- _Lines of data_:
+++

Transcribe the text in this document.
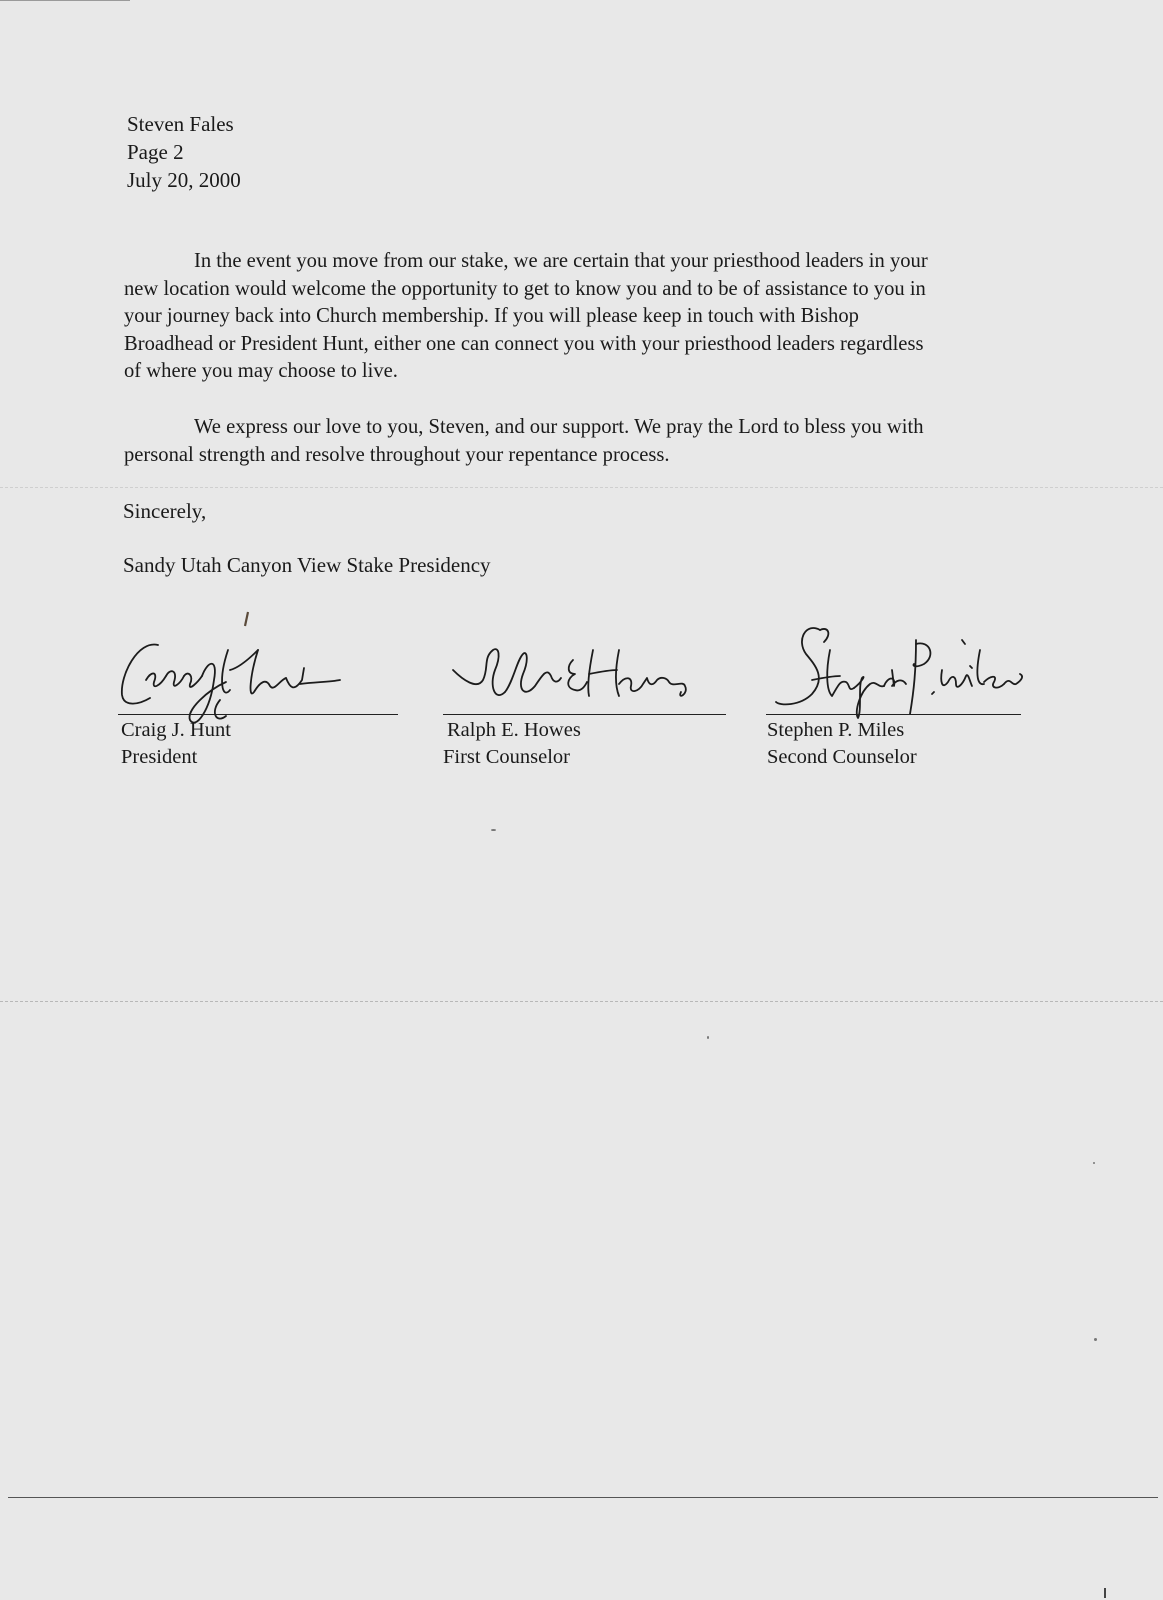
Steven Fales
Page 2
July 20, 2000
In the event you move from our stake, we are certain that your priesthood leaders in your
new location would welcome the opportunity to get to know you and to be of assistance to you in
your journey back into Church membership. If you will please keep in touch with Bishop
Broadhead or President Hunt, either one can connect you with your priesthood leaders regardless
of where you may choose to live.
We express our love to you, Steven, and our support. We pray the Lord to bless you with
personal strength and resolve throughout your repentance process.
Sincerely,
Sandy Utah Canyon View Stake Presidency
Craig J. Hunt
President
Ralph E. Howes
First Counselor
Stephen P. Miles
Second Counselor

+++

- _Given task_:
Every line is to be duplicated exactly, though pictures stay out.

- _Completed task_:
Transcribe the text in this document.
Steven Fales
Page 2
July 20, 2000
In the event you move from our stake, we are certain that your priesthood leaders in your
new location would welcome the opportunity to get to know you and to be of assistance to you in
your journey back into Church membership. If you will please keep in touch with Bishop
Broadhead or President Hunt, either one can connect you with your priesthood leaders regardless
of where you may choose to live.
We express our love to you, Steven, and our support. We pray the Lord to bless you with
personal strength and resolve throughout your repentance process.
Sincerely,
Sandy Utah Canyon View Stake Presidency
Craig J. Hunt
President
Ralph E. Howes
First Counselor
Stephen P. Miles
Second Counselor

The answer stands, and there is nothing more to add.